Work required - It is required that all of the data be written out exactly.

Data records -
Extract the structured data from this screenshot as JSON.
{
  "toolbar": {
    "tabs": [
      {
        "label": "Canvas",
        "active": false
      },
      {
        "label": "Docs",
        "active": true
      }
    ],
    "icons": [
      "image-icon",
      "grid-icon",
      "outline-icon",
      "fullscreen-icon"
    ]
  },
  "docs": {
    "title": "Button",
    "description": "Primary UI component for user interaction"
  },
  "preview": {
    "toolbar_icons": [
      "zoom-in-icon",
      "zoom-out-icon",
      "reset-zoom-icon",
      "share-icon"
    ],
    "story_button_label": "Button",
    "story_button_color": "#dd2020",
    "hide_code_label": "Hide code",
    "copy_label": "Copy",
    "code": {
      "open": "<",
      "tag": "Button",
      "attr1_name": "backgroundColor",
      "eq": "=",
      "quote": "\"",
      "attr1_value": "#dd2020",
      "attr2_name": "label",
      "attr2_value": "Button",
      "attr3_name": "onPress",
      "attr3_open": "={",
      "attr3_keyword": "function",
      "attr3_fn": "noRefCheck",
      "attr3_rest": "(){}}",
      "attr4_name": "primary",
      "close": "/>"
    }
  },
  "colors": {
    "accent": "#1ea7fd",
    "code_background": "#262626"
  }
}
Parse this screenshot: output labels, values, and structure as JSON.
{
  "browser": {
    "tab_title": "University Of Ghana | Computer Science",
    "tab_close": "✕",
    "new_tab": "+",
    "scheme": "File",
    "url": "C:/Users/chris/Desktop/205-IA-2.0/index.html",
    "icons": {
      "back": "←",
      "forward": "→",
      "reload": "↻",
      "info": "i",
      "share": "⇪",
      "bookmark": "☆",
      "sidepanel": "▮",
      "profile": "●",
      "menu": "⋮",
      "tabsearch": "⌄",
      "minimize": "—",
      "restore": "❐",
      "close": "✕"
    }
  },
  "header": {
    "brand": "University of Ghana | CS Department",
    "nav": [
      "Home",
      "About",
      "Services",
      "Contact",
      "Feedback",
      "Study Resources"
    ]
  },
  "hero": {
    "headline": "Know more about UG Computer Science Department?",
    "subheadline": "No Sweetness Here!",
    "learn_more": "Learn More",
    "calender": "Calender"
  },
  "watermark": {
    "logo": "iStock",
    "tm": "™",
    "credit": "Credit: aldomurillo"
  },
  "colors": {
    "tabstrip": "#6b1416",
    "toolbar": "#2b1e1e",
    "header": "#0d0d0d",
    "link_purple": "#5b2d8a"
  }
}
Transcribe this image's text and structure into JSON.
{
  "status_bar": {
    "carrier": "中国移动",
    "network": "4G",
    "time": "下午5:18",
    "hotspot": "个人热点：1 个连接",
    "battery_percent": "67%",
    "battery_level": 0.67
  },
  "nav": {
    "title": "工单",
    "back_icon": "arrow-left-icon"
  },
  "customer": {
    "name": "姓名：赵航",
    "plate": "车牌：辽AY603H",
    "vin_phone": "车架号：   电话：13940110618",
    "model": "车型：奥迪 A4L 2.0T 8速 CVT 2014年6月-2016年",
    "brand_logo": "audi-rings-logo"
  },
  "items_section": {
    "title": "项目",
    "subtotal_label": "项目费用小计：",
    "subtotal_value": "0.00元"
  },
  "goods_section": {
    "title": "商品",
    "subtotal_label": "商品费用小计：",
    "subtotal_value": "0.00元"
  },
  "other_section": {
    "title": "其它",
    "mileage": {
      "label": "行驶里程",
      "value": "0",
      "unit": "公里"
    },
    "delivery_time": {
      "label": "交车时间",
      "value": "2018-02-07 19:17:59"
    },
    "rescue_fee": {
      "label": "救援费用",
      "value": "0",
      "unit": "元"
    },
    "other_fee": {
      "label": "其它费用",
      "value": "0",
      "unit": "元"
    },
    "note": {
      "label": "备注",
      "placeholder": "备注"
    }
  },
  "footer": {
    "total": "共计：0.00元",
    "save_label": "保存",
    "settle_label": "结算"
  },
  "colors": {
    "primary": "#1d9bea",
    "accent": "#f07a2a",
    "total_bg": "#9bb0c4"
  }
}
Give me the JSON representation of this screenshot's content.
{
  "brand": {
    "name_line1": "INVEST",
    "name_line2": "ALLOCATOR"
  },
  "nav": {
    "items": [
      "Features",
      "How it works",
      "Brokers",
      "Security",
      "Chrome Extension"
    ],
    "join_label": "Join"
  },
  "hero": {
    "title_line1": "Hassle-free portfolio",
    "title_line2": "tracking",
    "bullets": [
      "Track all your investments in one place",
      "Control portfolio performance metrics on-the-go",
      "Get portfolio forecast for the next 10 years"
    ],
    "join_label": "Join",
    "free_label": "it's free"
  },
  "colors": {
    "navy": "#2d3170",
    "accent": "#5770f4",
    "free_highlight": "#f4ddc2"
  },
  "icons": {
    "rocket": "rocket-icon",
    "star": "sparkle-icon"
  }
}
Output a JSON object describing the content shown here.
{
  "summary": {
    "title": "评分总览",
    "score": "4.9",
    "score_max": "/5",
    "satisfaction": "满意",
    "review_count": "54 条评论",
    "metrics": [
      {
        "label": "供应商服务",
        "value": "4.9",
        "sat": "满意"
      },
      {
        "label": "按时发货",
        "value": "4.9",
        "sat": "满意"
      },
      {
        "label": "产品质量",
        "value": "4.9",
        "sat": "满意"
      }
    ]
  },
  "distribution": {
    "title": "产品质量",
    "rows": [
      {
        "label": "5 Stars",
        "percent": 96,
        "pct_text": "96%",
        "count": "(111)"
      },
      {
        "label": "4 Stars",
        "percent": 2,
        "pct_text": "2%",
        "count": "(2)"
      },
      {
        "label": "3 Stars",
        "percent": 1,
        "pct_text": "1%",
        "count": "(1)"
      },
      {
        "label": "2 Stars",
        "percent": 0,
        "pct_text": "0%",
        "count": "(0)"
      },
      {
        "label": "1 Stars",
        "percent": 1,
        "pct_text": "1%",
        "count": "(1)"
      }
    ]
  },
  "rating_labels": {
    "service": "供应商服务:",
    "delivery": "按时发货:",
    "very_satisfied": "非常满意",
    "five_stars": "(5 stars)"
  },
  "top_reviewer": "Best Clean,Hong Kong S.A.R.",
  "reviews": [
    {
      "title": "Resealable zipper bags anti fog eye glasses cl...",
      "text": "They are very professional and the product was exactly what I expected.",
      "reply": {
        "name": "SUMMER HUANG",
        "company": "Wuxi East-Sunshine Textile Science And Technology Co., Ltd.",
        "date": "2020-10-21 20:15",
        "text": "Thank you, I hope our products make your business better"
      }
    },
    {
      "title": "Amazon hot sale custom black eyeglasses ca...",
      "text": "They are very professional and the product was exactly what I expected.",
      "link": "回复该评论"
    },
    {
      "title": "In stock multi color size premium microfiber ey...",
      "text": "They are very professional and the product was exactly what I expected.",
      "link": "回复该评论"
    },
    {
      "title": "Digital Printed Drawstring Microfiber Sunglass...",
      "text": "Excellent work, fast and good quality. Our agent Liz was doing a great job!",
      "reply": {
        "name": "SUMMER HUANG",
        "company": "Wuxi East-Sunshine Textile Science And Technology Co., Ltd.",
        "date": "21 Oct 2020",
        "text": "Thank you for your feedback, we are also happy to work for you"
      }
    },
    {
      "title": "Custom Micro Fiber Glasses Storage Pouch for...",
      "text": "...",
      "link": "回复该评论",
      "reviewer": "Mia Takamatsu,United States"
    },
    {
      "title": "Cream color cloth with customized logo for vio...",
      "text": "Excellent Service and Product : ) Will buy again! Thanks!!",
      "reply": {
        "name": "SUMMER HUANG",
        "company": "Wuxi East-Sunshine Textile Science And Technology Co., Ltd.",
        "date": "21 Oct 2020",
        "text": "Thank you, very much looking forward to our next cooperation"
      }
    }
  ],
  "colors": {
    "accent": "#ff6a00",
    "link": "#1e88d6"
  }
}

Reply -
Extract the structured data from this screenshot as JSON.
{
  "toolbar": {
    "tabs": [
      {
        "label": "Canvas",
        "active": false
      },
      {
        "label": "Docs",
        "active": true
      }
    ],
    "icons": [
      "image-icon",
      "grid-icon",
      "outline-icon",
      "fullscreen-icon"
    ]
  },
  "docs": {
    "title": "Button",
    "description": "Primary UI component for user interaction"
  },
  "preview": {
    "toolbar_icons": [
      "zoom-in-icon",
      "zoom-out-icon",
      "reset-zoom-icon",
      "share-icon"
    ],
    "story_button_label": "Button",
    "story_button_color": "#dd2020",
    "hide_code_label": "Hide code",
    "copy_label": "Copy",
    "code": {
      "open": "<",
      "tag": "Button",
      "attr1_name": "backgroundColor",
      "eq": "=",
      "quote": "\"",
      "attr1_value": "#dd2020",
      "attr2_name": "label",
      "attr2_value": "Button",
      "attr3_name": "onPress",
      "attr3_open": "={",
      "attr3_keyword": "function",
      "attr3_fn": "noRefCheck",
      "attr3_rest": "(){}}",
      "attr4_name": "primary",
      "close": "/>"
    }
  },
  "colors": {
    "accent": "#1ea7fd",
    "code_background": "#262626"
  }
}
Parse this screenshot: output labels, values, and structure as JSON.
{
  "browser": {
    "tab_title": "University Of Ghana | Computer Science",
    "tab_close": "✕",
    "new_tab": "+",
    "scheme": "File",
    "url": "C:/Users/chris/Desktop/205-IA-2.0/index.html",
    "icons": {
      "back": "←",
      "forward": "→",
      "reload": "↻",
      "info": "i",
      "share": "⇪",
      "bookmark": "☆",
      "sidepanel": "▮",
      "profile": "●",
      "menu": "⋮",
      "tabsearch": "⌄",
      "minimize": "—",
      "restore": "❐",
      "close": "✕"
    }
  },
  "header": {
    "brand": "University of Ghana | CS Department",
    "nav": [
      "Home",
      "About",
      "Services",
      "Contact",
      "Feedback",
      "Study Resources"
    ]
  },
  "hero": {
    "headline": "Know more about UG Computer Science Department?",
    "subheadline": "No Sweetness Here!",
    "learn_more": "Learn More",
    "calender": "Calender"
  },
  "watermark": {
    "logo": "iStock",
    "tm": "™",
    "credit": "Credit: aldomurillo"
  },
  "colors": {
    "tabstrip": "#6b1416",
    "toolbar": "#2b1e1e",
    "header": "#0d0d0d",
    "link_purple": "#5b2d8a"
  }
}
Transcribe this image's text and structure into JSON.
{
  "status_bar": {
    "carrier": "中国移动",
    "network": "4G",
    "time": "下午5:18",
    "hotspot": "个人热点：1 个连接",
    "battery_percent": "67%",
    "battery_level": 0.67
  },
  "nav": {
    "title": "工单",
    "back_icon": "arrow-left-icon"
  },
  "customer": {
    "name": "姓名：赵航",
    "plate": "车牌：辽AY603H",
    "vin_phone": "车架号：   电话：13940110618",
    "model": "车型：奥迪 A4L 2.0T 8速 CVT 2014年6月-2016年",
    "brand_logo": "audi-rings-logo"
  },
  "items_section": {
    "title": "项目",
    "subtotal_label": "项目费用小计：",
    "subtotal_value": "0.00元"
  },
  "goods_section": {
    "title": "商品",
    "subtotal_label": "商品费用小计：",
    "subtotal_value": "0.00元"
  },
  "other_section": {
    "title": "其它",
    "mileage": {
      "label": "行驶里程",
      "value": "0",
      "unit": "公里"
    },
    "delivery_time": {
      "label": "交车时间",
      "value": "2018-02-07 19:17:59"
    },
    "rescue_fee": {
      "label": "救援费用",
      "value": "0",
      "unit": "元"
    },
    "other_fee": {
      "label": "其它费用",
      "value": "0",
      "unit": "元"
    },
    "note": {
      "label": "备注",
      "placeholder": "备注"
    }
  },
  "footer": {
    "total": "共计：0.00元",
    "save_label": "保存",
    "settle_label": "结算"
  },
  "colors": {
    "primary": "#1d9bea",
    "accent": "#f07a2a",
    "total_bg": "#9bb0c4"
  }
}
Give me the JSON representation of this screenshot's content.
{
  "brand": {
    "name_line1": "INVEST",
    "name_line2": "ALLOCATOR"
  },
  "nav": {
    "items": [
      "Features",
      "How it works",
      "Brokers",
      "Security",
      "Chrome Extension"
    ],
    "join_label": "Join"
  },
  "hero": {
    "title_line1": "Hassle-free portfolio",
    "title_line2": "tracking",
    "bullets": [
      "Track all your investments in one place",
      "Control portfolio performance metrics on-the-go",
      "Get portfolio forecast for the next 10 years"
    ],
    "join_label": "Join",
    "free_label": "it's free"
  },
  "colors": {
    "navy": "#2d3170",
    "accent": "#5770f4",
    "free_highlight": "#f4ddc2"
  },
  "icons": {
    "rocket": "rocket-icon",
    "star": "sparkle-icon"
  }
}
Output a JSON object describing the content shown here.
{
  "summary": {
    "title": "评分总览",
    "score": "4.9",
    "score_max": "/5",
    "satisfaction": "满意",
    "review_count": "54 条评论",
    "metrics": [
      {
        "label": "供应商服务",
        "value": "4.9",
        "sat": "满意"
      },
      {
        "label": "按时发货",
        "value": "4.9",
        "sat": "满意"
      },
      {
        "label": "产品质量",
        "value": "4.9",
        "sat": "满意"
      }
    ]
  },
  "distribution": {
    "title": "产品质量",
    "rows": [
      {
        "label": "5 Stars",
        "percent": 96,
        "pct_text": "96%",
        "count": "(111)"
      },
      {
        "label": "4 Stars",
        "percent": 2,
        "pct_text": "2%",
        "count": "(2)"
      },
      {
        "label": "3 Stars",
        "percent": 1,
        "pct_text": "1%",
        "count": "(1)"
      },
      {
        "label": "2 Stars",
        "percent": 0,
        "pct_text": "0%",
        "count": "(0)"
      },
      {
        "label": "1 Stars",
        "percent": 1,
        "pct_text": "1%",
        "count": "(1)"
      }
    ]
  },
  "rating_labels": {
    "service": "供应商服务:",
    "delivery": "按时发货:",
    "very_satisfied": "非常满意",
    "five_stars": "(5 stars)"
  },
  "top_reviewer": "Best Clean,Hong Kong S.A.R.",
  "reviews": [
    {
      "title": "Resealable zipper bags anti fog eye glasses cl...",
      "text": "They are very professional and the product was exactly what I expected.",
      "reply": {
        "name": "SUMMER HUANG",
        "company": "Wuxi East-Sunshine Textile Science And Technology Co., Ltd.",
        "date": "2020-10-21 20:15",
        "text": "Thank you, I hope our products make your business better"
      }
    },
    {
      "title": "Amazon hot sale custom black eyeglasses ca...",
      "text": "They are very professional and the product was exactly what I expected.",
      "link": "回复该评论"
    },
    {
      "title": "In stock multi color size premium microfiber ey...",
      "text": "They are very professional and the product was exactly what I expected.",
      "link": "回复该评论"
    },
    {
      "title": "Digital Printed Drawstring Microfiber Sunglass...",
      "text": "Excellent work, fast and good quality. Our agent Liz was doing a great job!",
      "reply": {
        "name": "SUMMER HUANG",
        "company": "Wuxi East-Sunshine Textile Science And Technology Co., Ltd.",
        "date": "21 Oct 2020",
        "text": "Thank you for your feedback, we are also happy to work for you"
      }
    },
    {
      "title": "Custom Micro Fiber Glasses Storage Pouch for...",
      "text": "...",
      "link": "回复该评论",
      "reviewer": "Mia Takamatsu,United States"
    },
    {
      "title": "Cream color cloth with customized logo for vio...",
      "text": "Excellent Service and Product : ) Will buy again! Thanks!!",
      "reply": {
        "name": "SUMMER HUANG",
        "company": "Wuxi East-Sunshine Textile Science And Technology Co., Ltd.",
        "date": "21 Oct 2020",
        "text": "Thank you, very much looking forward to our next cooperation"
      }
    }
  ],
  "colors": {
    "accent": "#ff6a00",
    "link": "#1e88d6"
  }
}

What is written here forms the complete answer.